▶ Exercise:
Work through the data below and give the number of lines holding "from", nothing more.

▶ Supplied material:
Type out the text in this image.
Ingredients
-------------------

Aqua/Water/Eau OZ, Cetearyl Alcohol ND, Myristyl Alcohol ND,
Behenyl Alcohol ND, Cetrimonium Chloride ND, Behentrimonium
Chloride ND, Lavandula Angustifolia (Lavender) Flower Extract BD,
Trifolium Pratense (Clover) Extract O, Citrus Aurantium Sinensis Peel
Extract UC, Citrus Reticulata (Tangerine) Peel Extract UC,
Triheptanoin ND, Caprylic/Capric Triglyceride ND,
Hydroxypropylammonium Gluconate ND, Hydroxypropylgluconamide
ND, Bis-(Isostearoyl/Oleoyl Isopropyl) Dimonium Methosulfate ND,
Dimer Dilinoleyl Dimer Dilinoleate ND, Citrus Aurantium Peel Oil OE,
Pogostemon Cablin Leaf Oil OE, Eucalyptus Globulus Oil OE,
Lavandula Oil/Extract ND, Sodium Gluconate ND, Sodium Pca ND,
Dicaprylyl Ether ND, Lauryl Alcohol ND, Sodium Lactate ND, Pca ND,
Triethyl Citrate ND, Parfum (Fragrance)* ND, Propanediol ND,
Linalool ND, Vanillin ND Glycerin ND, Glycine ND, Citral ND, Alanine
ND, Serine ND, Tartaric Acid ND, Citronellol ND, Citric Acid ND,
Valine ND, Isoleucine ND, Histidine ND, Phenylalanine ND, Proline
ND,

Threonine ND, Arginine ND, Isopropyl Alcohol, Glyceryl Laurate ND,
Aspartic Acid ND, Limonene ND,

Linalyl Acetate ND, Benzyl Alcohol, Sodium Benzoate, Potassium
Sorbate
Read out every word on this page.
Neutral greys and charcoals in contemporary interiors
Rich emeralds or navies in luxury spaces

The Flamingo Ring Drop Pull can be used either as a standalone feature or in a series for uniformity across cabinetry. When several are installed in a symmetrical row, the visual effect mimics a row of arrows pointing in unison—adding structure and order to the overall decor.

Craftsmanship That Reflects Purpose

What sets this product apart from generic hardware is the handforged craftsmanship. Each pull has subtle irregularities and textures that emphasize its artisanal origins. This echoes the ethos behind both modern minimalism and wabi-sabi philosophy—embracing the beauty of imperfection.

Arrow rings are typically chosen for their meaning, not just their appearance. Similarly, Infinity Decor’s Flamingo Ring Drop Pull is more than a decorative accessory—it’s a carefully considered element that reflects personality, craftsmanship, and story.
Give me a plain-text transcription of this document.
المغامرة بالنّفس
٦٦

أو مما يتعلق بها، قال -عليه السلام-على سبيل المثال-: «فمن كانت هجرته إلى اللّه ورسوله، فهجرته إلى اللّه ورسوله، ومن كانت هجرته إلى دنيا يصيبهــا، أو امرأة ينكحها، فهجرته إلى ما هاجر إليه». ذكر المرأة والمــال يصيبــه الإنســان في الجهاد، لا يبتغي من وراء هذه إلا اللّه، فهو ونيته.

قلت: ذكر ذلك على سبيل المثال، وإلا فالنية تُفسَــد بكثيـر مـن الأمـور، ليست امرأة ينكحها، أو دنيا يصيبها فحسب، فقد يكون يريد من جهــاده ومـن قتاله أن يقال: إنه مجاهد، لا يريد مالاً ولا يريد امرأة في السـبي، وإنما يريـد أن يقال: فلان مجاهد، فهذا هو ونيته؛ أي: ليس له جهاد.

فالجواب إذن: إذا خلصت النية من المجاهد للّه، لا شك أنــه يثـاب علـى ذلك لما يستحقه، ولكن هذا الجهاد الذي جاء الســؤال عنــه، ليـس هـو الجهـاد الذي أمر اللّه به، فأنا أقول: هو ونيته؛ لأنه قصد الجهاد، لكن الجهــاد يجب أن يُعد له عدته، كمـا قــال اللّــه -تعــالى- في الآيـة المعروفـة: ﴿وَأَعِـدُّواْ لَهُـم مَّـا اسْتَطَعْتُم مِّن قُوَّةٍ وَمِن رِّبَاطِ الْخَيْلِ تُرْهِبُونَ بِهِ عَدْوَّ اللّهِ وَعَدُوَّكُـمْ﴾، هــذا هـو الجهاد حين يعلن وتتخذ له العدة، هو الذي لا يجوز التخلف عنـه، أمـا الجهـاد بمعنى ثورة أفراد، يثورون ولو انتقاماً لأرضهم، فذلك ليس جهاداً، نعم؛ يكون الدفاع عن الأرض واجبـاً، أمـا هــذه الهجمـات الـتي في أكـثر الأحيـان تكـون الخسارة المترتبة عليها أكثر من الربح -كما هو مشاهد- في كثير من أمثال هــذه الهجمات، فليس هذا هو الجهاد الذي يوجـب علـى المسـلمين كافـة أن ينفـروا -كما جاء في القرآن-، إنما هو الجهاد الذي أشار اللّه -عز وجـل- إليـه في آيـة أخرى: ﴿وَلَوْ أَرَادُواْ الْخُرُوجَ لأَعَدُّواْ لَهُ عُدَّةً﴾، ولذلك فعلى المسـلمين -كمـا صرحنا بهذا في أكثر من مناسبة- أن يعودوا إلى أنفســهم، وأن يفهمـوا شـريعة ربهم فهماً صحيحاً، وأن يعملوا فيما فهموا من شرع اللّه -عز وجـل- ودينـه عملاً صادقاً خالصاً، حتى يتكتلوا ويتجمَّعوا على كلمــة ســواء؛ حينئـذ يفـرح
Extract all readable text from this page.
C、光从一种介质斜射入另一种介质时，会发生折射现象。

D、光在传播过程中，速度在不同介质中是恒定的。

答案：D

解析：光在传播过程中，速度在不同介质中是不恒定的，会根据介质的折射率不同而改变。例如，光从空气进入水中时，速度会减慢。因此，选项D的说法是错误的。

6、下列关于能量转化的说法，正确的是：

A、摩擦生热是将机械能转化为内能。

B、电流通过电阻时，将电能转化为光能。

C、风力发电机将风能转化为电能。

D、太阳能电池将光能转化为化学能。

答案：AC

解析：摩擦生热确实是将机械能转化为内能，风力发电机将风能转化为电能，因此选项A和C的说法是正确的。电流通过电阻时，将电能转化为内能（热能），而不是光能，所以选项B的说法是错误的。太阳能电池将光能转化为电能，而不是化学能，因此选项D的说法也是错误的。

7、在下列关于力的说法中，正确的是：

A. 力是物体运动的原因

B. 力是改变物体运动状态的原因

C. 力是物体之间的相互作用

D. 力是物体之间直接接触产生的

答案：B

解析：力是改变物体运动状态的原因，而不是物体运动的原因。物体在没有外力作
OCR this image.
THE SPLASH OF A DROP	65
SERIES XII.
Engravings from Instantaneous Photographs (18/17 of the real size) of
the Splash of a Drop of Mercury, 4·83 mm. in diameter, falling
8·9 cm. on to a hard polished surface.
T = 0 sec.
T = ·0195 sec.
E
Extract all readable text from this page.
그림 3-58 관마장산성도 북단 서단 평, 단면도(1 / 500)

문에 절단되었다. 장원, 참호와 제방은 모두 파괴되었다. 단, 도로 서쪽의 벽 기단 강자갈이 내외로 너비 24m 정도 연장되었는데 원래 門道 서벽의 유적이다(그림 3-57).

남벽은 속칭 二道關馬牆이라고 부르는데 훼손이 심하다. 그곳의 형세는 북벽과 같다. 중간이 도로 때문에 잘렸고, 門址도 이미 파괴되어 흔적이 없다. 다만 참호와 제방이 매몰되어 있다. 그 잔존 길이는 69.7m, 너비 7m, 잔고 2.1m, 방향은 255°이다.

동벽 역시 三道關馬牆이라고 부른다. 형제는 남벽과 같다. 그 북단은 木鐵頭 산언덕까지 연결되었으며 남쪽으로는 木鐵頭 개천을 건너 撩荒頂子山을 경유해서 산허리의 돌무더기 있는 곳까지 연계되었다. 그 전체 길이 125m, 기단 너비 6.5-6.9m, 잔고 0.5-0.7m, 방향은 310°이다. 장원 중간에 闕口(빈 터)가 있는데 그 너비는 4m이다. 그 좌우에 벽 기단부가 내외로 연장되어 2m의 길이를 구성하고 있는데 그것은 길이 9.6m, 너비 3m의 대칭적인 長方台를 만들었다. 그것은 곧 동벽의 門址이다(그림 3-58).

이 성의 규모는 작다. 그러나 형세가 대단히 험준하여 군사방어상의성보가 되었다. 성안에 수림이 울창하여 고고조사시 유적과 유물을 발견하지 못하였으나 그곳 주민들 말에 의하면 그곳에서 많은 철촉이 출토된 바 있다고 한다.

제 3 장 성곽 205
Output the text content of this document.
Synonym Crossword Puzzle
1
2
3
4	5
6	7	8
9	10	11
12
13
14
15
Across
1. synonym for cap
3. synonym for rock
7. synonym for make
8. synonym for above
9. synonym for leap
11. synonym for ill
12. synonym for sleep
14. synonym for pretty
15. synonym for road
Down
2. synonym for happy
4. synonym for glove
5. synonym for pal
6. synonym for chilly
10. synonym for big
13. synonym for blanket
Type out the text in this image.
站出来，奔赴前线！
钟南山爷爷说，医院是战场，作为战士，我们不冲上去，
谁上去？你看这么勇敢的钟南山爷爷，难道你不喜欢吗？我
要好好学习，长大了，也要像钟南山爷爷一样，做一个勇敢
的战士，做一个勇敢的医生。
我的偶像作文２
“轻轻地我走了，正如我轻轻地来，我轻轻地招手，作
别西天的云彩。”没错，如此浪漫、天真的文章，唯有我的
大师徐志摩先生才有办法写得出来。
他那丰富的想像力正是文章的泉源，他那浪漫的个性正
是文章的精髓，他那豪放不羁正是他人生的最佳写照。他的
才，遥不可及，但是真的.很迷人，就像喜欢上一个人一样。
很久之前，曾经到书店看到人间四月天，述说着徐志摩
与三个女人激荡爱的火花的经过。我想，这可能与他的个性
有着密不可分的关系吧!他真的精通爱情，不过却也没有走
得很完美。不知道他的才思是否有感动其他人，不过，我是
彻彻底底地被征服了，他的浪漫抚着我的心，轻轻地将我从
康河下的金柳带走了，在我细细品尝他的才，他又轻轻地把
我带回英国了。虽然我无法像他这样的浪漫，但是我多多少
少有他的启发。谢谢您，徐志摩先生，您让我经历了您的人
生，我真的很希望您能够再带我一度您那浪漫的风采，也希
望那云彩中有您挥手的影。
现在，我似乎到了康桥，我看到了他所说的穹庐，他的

▶ Answer:
4